EXERCISE TASKS:
a) In the mansion blog post, what price does the writer give for buying the Rejuvenique Electric Facial Mask on Amazon?
b) Write the next few paragraphs of the mansion blog post, beginning right after its final sentence.

SELECTED TEXT:

┌──

Posted by tinselkitty on December 4, 2010

My Mansion’s Bigger Than Your Mansion

Could I be tardier to the party? I am still suffering from a massive mansion hangover and am just now piecing together the parts of last night’s show.

Back in the day, I had a wealthy client that was very irritated with me because he did not get a package of documents I had promised to send. I knew I had mailed his items out the same day that he had requested them. He was so mad at me and I was so mad that he was accusing me of not doing my job. I had sent the package with a signature request so I knew the envelope had arrived at his home. He called me the next week to apologize and tell me he had, indeed, received everything. His housekeeper had put it in a room that wasn’t used. I believe what he actually said was that it was behind a door he’d never opened. I can very clearly remember hanging up the phone and mentally walking through my house. There is not a single place in my home that isn’t used. I have since wondered what it would be like to have a house so large that there were doors in it that I’d never opened. Given my very nosy nature, I assumed this would never happen because I will always open a door if I don’t know what’s behind it, especially if it was my own house.

Last night I got a taste of that life. Holy mother of Flying Spaghetti Monster, I thought Lisa Vanderpump’s house was the pinnacle of awesomesauce. When she said her friend’s house made hers look like a shack, I chuckled and thought to myself “oh, Lisa Vanderpump, how frikken frakken cute are you?” Then my jaw dropped and I woke up three hours later in front of the open refrigerator, cream cheese smashed all over my face and hugging an empty bottle of Malibu rum.

Nope, not it.

As I looked around and assessed my current mental state, I realized that I could not continue this episode without additional fortification. I crawled to the pantry to retrieve a bottle of vanilla vodka and then returned to my favorite spot on the couch, determined to fulfill my journalistic duties and watch the rest of the show.

Rewinding back to the beginning allows me to check out this new-fangled electric contraption that Kim and Kyle voluntarily strap onto their faces. After centering my chi, I released the Google-fu to find out what the hell this was that I was seeing. I learned of a somewhat legitimate sounding microcurrent facial and thought this must be it. But then I saw the photos. This was obviously not what Kim and Kyle had done so back to the keyboard I flew.

How do you scream?

After several search term revisions I stumbled upon this. The Rejuvenique Electric Facial Mask. If the picture doesn’t scare you enough you can hit up Infomercial Hell to learn more about this exciting new technology and see the infomercial in all its glory. You can buy one of these suckers on Amazon for the low, low price of $39.99 (don’t forget to pick up a 9-volt battery) and then you can just see yourself right the hell off my blog and find another place to hang out online. I have enough nightmares already without dreaming about random posters coming after me while simultaneously erasing years off their face.

Disclaimer – I’m not saying this is what the sisters had done, but I’ll be damned if I can find anything else remotely similar. Imagine this sucker cut in half and with a bunch of gauze wrapped around the edges. I’ll trust that anyone with more knowledge to share will do so in the comments.

Hey, wasn’t Kyle Richards in Halloween? Am I the only one seeing a similarity here?

└──

STUDY MATERIAL:
┌──

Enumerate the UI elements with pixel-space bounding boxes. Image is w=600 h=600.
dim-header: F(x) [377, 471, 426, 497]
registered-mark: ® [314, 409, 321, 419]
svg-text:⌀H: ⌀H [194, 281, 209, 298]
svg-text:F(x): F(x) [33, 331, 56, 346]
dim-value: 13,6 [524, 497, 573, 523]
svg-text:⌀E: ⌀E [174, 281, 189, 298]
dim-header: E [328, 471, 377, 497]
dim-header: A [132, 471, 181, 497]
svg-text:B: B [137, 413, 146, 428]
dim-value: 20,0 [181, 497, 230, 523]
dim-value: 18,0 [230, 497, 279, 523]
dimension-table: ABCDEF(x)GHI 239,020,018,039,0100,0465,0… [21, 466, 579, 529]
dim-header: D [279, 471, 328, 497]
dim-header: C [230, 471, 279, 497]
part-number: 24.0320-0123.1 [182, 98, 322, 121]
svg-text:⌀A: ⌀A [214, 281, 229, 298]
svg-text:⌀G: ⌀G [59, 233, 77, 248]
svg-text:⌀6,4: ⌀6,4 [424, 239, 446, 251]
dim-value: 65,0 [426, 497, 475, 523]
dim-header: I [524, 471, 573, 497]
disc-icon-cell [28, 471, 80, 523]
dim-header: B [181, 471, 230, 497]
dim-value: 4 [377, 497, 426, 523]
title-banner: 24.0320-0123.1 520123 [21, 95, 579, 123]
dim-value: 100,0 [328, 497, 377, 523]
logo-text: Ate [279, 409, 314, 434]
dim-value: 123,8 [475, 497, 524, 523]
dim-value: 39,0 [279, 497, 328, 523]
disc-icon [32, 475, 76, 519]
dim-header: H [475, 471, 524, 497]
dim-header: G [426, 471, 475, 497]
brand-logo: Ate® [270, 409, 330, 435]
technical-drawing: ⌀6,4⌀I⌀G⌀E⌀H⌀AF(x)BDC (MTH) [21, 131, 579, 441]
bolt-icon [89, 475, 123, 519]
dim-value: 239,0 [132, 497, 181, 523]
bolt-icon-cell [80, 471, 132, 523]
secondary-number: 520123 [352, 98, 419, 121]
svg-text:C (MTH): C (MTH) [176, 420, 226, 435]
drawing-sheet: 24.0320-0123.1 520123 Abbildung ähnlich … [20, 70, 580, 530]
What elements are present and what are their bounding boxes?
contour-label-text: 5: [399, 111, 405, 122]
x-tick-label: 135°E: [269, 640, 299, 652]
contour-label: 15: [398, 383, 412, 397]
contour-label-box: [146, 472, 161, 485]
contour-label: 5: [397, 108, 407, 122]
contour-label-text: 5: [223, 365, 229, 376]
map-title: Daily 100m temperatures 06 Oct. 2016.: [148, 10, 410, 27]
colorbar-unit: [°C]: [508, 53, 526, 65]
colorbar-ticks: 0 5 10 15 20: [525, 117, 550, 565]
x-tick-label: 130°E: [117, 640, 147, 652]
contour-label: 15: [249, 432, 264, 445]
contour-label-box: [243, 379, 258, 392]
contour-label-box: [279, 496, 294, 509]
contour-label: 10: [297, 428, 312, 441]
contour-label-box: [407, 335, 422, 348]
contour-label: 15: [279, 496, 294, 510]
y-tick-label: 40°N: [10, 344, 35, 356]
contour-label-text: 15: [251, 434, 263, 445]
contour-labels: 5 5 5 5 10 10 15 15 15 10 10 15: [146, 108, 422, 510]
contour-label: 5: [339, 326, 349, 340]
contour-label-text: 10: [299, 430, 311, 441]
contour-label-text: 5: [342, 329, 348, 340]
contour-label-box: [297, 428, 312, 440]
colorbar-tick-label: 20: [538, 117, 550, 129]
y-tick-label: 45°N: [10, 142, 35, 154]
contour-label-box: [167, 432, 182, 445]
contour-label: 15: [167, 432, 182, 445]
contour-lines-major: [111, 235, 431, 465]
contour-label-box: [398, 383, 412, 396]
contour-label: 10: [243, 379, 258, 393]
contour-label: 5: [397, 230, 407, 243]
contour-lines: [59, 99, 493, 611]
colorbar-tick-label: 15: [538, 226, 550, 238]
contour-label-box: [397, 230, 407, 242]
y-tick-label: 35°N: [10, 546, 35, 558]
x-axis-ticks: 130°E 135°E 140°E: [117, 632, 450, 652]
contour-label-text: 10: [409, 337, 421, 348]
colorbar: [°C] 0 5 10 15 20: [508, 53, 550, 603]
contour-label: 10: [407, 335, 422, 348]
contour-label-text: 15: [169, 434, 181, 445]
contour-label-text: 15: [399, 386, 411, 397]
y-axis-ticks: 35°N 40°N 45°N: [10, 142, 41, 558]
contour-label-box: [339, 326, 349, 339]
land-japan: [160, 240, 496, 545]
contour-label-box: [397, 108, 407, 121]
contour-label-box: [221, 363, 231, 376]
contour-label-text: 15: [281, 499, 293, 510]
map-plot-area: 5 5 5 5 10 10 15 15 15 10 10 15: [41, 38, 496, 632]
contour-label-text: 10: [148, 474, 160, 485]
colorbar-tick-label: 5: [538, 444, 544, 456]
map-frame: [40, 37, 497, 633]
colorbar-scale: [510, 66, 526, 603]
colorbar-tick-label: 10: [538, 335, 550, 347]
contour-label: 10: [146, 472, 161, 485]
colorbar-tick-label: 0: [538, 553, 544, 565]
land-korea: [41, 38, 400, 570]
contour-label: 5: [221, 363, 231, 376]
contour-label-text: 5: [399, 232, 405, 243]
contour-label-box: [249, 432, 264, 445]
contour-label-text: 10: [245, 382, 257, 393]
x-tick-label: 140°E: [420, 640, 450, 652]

└──

YOUR WRITTEN ANSWERS:
a) $39.99

b)
My poor bottle of vanilla vodka is getting progressively lighter and we haven’t even had a glimpse of Not Kelsey’s Wife yet. I can feel the icy fingers of fear walking up my spine so I reach around and grab them to chill my next drink, for there she is. She might be able to single handedly keep Kelsey from drinking but she’s doing a crap ass job on my sobriety. Not Kelsey’s Wife is off to the Tony Awards where she expects to win Not Her Award for Not Her Performance in La Cage Aux Folles. It sucks being on loser-cam, yo! Tinselkitty does not approve. No, not a single bit.

She gorgeous for being not a cat.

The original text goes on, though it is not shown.